* TASK PROMPT
Pull every "name" line out of the data below.

[Part of a data file]
----

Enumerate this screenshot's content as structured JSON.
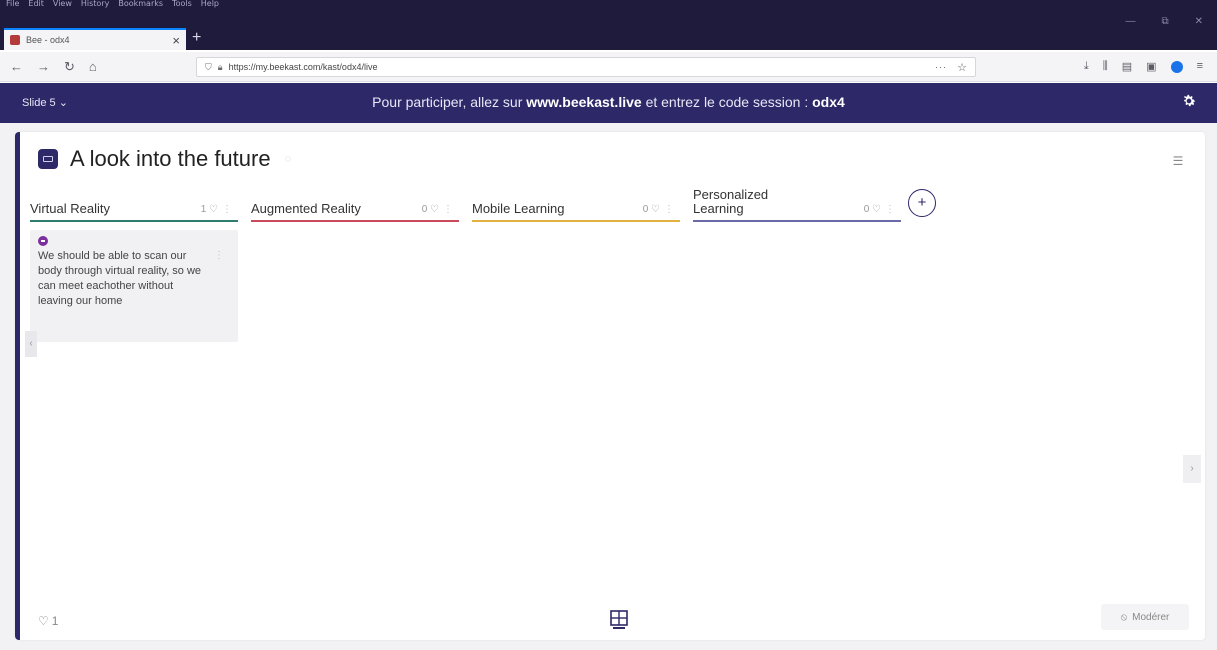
{
  "browser": {
    "menu": [
      "File",
      "Edit",
      "View",
      "History",
      "Bookmarks",
      "Tools",
      "Help"
    ],
    "tab_title": "Bee - odx4",
    "url": "https://my.beekast.com/kast/odx4/live",
    "overflow": "···"
  },
  "header": {
    "slide_label": "Slide 5 ⌄",
    "session_prefix": "Pour participer, allez sur ",
    "session_site": "www.beekast.live",
    "session_middle": " et entrez le code session : ",
    "session_code": "odx4"
  },
  "board": {
    "title": "A look into the future",
    "columns": [
      {
        "name": "Virtual Reality",
        "count": "1",
        "color": "#2e7d6f"
      },
      {
        "name": "Augmented Reality",
        "count": "0",
        "color": "#c94a5a"
      },
      {
        "name": "Mobile Learning",
        "count": "0",
        "color": "#e3b341"
      },
      {
        "name": "Personalized Learning",
        "count": "0",
        "color": "#6b6aa8"
      }
    ],
    "ideas": [
      {
        "column": "Virtual Reality",
        "text": "We should be able to scan our body through virtual reality, so we can meet eachother without leaving our home"
      }
    ],
    "footer_count": "1",
    "moderate_label": "Modérer"
  },
  "colors": {
    "header_bg": "#2d2868",
    "accent": "#2d2868",
    "chrome_bg": "#1f1b3d"
  }
}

----

* RESULT OF THE TASK
        "name": "Virtual Reality",
        "name": "Augmented Reality",
        "name": "Mobile Learning",
        "name": "Personalized Learning",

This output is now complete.